THINGS TO DO =>
(1) In the evidence quiz, what is the general rule about hearsay?
(2) Rewrite everything in the evidence quiz from "a. Facts or" down to "small number of.", replacing "percipient" with "eyewitness".
(3) Please say whether each statement agrees with the evidence quiz, and quote the words that decide it: (a) The quiz gives the general rule that hearsay is admissible. (b) Smithson brought the action in federal court under its diversity jurisdiction. (c) The state where the federal court sits has no dead man statute.

DOCUMENT SEGMENT =>

Answered Essay: 8. Given that the general qualifications are met, the expert may base an opinion on ___________

8. Given that the general qualifications are met, the expert may base an opinion on ____________.

a. Facts or data in the case that the expert has introduced into evidence.

b. Facts or data in the case from percipient witness testimony.

c. Facts or data in the case that the expert has been made aware of or has personally observed.

d. None of the above.

9. The general rule is that hearsay is not admissible. There are ____________ exceptions to this rule.

a. No.

b. A very small number of.

c. Nearly a couple of dozen.

d. Over 50.

10. Normally, the proponent must produce sufficient evidence to support a finding that an item be admitted as evidence. However, an official state signed and sealed document might be admitted without the proponent being required to produce such sufficient evidence. Such a document being admitted would involve an exception to which rule (or title)?

a. Contents, writings, recordings, and photographs.

b. Opinions and expert testimony.

c. Authentication and identification.

d. None of the above.

11. Which of the following is true?

a. Many states base their rules, at least in part, on the federal rules of evidence.

b. Generally speaking, state rules of evidence bear little resemblance to the federal rules of evidence.

c. All states have codified the federal rules of evidence as their written rules.

d. None of the above.

12. Smithson took action against the estate of Upton for nonpayment of a promissory note. Smithson filed the action in federal court under its diversity jurisdiction. The estate claims Upton paid the note in full before his death. The state in which the federal court sits has a dead man statute. At trial, Smithson wishes to testify that shortly before his death, Upton acknowledged that the debt remained unpaid. The estate objects. Which of the following statements is true?

ITEMS =>
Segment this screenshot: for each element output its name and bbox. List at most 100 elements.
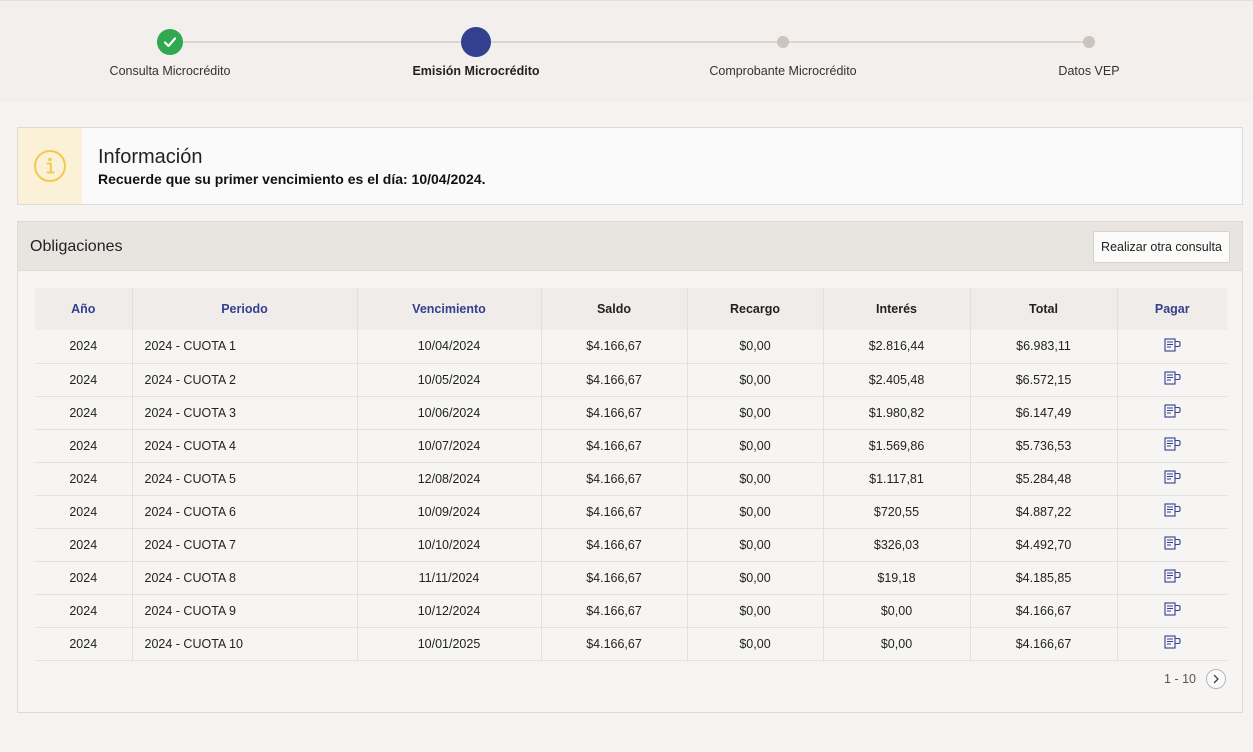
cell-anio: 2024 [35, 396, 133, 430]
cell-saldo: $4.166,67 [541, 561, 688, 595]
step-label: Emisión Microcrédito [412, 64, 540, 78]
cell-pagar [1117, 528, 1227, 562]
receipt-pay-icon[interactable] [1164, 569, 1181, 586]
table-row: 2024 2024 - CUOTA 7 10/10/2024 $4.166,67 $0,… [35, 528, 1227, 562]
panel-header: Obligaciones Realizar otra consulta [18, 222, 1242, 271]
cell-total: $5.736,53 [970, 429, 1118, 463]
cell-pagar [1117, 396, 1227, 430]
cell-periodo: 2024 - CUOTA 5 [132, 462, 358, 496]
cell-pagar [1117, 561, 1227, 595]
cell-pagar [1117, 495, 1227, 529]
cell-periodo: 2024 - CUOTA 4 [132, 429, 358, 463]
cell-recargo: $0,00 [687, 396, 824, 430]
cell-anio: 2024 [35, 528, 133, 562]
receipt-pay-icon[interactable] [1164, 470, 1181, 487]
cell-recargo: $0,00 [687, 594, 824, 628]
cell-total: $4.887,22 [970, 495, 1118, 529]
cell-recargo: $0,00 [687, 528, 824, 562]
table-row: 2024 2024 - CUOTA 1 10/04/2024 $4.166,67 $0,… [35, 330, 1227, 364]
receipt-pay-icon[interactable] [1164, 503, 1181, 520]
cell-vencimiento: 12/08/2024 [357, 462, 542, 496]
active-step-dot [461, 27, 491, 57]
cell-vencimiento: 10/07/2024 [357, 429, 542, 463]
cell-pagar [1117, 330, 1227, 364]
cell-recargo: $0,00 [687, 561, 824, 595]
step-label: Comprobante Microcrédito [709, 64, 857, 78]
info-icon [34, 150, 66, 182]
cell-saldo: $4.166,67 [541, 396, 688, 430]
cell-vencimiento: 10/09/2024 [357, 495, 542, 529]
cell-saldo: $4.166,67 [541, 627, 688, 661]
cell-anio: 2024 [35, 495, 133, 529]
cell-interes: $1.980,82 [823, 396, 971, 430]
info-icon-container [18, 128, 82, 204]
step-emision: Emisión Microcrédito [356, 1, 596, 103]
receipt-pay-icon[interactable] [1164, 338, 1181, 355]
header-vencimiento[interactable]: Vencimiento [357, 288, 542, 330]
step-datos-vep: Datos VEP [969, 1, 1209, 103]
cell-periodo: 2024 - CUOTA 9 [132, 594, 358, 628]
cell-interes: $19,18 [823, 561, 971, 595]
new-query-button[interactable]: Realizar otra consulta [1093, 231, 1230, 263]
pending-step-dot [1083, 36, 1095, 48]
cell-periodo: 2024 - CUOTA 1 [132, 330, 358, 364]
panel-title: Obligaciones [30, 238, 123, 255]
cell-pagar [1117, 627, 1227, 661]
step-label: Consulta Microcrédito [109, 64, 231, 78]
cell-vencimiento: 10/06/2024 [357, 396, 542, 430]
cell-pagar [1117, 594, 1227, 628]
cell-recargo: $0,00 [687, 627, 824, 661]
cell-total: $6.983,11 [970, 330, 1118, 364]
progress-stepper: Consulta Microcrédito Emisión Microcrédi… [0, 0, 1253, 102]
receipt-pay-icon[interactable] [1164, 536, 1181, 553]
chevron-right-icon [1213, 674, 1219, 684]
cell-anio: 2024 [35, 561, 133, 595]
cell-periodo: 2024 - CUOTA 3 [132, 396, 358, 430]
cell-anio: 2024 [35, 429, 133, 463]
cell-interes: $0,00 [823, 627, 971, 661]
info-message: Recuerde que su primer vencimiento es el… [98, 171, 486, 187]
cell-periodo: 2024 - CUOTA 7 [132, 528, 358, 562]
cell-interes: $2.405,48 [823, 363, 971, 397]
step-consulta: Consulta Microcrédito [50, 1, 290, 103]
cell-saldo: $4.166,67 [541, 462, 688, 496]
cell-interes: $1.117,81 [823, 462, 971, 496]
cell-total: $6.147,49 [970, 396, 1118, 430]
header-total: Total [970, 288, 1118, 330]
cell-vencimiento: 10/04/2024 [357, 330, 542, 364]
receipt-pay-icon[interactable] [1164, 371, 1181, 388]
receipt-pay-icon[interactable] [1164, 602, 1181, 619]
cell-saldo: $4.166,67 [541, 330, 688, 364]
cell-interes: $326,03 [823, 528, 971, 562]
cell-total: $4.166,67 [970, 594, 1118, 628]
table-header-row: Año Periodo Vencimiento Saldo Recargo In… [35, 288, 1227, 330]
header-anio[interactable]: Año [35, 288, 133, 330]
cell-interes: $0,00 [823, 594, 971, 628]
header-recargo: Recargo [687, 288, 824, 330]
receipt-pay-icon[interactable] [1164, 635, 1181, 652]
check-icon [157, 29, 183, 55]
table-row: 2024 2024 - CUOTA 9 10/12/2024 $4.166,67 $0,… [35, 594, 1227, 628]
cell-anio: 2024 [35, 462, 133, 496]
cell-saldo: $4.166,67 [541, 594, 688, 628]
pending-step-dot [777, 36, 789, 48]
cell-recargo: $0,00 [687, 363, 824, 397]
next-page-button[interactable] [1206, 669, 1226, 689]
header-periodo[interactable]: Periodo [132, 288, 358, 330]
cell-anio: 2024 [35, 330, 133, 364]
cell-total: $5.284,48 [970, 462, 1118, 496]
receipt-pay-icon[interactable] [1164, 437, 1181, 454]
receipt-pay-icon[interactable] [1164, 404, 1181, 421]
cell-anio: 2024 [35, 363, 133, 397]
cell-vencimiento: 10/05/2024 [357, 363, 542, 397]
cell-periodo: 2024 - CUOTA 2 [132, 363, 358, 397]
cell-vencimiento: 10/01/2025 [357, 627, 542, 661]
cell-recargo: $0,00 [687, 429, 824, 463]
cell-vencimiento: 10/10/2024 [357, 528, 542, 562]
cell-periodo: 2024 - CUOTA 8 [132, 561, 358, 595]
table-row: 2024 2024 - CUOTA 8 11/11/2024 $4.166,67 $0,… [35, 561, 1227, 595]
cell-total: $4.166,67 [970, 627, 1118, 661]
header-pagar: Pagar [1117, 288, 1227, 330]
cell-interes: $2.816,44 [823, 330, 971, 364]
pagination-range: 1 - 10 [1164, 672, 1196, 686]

==

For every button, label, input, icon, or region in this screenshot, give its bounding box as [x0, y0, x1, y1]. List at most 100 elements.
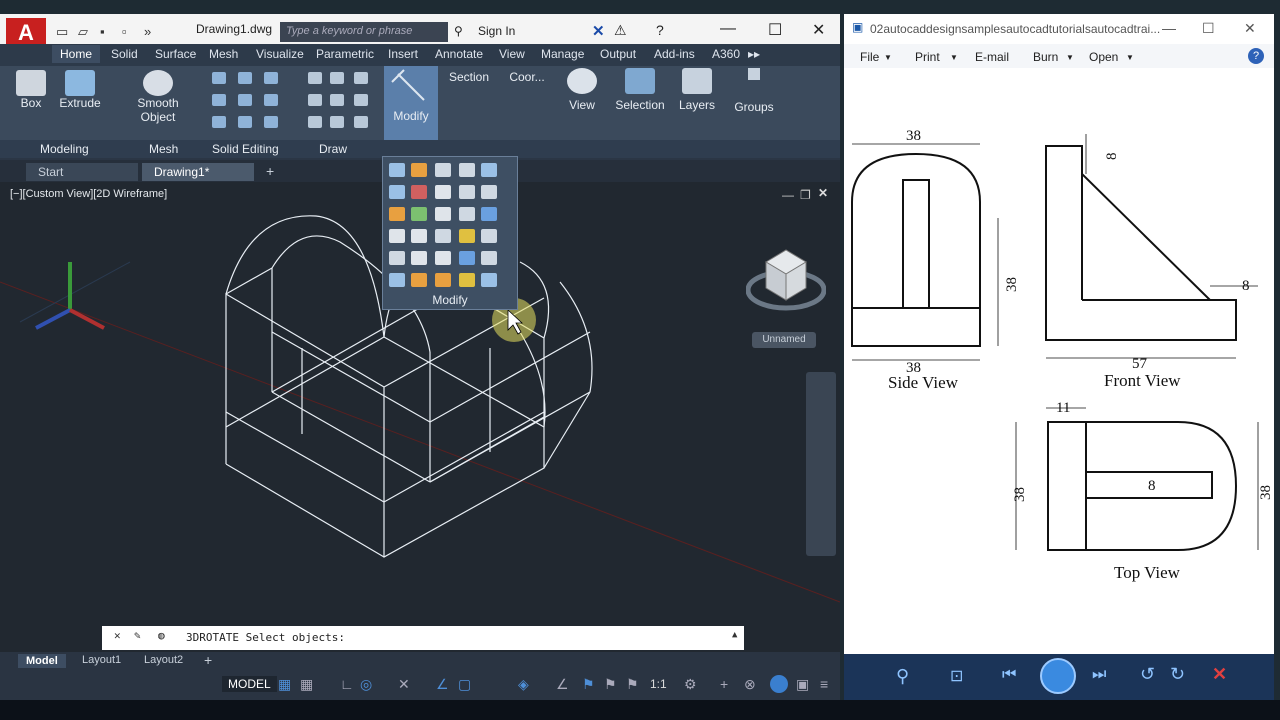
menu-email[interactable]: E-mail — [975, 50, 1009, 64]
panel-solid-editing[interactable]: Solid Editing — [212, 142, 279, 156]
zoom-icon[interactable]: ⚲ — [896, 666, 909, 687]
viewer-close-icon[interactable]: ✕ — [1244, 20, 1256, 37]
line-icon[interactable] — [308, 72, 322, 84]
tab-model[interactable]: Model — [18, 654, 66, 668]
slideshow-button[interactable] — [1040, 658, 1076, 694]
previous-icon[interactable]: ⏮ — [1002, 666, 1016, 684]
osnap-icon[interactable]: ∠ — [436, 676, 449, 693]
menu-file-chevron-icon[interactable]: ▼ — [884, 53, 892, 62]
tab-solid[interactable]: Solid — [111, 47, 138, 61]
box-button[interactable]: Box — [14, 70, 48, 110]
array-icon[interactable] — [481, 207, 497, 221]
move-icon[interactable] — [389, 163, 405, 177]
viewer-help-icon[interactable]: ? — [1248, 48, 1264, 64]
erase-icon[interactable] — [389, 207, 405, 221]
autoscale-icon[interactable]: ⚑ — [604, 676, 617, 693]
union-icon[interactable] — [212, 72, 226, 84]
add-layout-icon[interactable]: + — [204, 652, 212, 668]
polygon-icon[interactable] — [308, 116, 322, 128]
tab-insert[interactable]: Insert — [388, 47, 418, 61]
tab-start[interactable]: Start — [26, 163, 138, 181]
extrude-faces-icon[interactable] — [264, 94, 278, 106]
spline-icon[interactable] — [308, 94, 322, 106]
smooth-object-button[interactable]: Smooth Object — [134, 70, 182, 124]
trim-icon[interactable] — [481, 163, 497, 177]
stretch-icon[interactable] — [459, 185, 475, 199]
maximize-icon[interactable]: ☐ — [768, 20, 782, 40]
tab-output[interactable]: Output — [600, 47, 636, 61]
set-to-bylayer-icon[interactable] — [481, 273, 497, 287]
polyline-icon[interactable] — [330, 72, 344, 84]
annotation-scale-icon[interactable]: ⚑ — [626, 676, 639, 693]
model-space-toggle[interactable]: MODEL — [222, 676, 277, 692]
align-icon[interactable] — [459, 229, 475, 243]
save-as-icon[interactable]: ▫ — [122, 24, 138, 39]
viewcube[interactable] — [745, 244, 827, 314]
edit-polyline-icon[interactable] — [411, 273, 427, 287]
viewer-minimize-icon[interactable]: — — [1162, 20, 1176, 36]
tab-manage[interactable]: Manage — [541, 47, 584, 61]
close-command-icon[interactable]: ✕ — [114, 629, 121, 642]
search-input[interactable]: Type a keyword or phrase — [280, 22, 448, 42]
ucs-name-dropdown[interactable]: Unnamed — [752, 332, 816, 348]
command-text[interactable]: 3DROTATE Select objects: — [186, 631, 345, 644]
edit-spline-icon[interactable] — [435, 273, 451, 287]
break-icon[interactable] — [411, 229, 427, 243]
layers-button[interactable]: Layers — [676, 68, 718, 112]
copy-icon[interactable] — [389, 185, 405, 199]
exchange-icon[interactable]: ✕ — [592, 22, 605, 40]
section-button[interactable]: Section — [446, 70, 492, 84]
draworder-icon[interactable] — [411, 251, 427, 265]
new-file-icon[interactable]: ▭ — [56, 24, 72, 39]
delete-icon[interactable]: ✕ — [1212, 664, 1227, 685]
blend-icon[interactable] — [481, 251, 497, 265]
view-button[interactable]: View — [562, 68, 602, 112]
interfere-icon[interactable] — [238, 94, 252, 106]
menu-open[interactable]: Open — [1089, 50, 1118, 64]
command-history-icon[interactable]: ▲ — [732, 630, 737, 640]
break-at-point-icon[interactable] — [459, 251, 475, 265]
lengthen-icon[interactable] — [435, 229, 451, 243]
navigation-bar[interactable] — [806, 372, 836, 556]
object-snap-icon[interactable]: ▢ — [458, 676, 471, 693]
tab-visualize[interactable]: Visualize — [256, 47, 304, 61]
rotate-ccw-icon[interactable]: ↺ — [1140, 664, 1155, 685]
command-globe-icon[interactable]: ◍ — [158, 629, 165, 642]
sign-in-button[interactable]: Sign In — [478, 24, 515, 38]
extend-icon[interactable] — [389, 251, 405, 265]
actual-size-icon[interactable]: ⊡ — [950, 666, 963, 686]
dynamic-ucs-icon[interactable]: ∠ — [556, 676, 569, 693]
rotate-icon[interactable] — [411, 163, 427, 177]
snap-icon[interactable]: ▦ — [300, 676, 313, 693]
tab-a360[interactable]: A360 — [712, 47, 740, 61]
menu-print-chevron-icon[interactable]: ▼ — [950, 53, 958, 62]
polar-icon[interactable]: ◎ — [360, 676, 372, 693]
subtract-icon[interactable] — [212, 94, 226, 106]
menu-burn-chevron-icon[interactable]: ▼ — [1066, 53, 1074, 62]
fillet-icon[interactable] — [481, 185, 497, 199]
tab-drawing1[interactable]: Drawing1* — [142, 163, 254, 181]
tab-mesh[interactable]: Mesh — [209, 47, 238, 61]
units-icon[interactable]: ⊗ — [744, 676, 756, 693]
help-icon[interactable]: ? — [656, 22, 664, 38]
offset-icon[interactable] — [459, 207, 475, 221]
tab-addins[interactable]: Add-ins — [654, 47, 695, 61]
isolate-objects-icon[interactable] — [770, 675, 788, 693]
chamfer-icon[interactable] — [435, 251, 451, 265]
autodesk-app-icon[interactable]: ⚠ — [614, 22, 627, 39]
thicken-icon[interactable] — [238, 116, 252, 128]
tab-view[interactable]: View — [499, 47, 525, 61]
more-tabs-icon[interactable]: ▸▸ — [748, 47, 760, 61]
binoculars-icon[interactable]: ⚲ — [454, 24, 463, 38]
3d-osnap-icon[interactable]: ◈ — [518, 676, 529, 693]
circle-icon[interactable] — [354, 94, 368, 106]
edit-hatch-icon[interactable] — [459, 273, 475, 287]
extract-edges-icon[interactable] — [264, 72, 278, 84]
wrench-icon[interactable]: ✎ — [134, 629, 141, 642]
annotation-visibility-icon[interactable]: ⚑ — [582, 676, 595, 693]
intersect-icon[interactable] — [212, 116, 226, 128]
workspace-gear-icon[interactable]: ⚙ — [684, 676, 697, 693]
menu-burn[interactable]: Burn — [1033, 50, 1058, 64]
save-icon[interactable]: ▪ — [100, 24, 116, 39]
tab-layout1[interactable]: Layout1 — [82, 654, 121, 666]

SOLUTIONS BELOW =>
(1) Hearsay is not admissible.

(2)
a. Facts or data in the case that the expert has introduced into evidence.

b. Facts or data in the case from eyewitness witness testimony.

c. Facts or data in the case that the expert has been made aware of or has personally observed.

d. None of the above.

9. The general rule is that hearsay is not admissible. There are ____________ exceptions to this rule.

a. No.

b. A very small number of.

(3)
(a) No: "The general rule is that hearsay is not admissible."
(b) Yes: "Smithson filed the action in federal court under its diversity jurisdiction."
(c) No: "The state in which the federal court sits has a dead man statute."